Direction
Locate every line in the material below that has the word "PickCo". Copy each of those lines.

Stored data
— START —

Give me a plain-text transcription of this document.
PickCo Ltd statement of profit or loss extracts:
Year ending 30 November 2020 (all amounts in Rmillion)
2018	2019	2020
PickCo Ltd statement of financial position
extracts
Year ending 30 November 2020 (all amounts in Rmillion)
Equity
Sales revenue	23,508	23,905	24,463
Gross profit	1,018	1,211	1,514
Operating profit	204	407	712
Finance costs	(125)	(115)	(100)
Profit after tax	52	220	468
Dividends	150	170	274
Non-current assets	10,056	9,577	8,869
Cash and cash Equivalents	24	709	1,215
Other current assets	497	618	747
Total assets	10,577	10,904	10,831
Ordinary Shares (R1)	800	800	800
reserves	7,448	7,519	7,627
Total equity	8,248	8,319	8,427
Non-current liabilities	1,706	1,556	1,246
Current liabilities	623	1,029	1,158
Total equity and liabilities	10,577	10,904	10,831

— END —

Problem solution
PickCo Ltd statement of profit or loss extracts:
PickCo Ltd statement of financial position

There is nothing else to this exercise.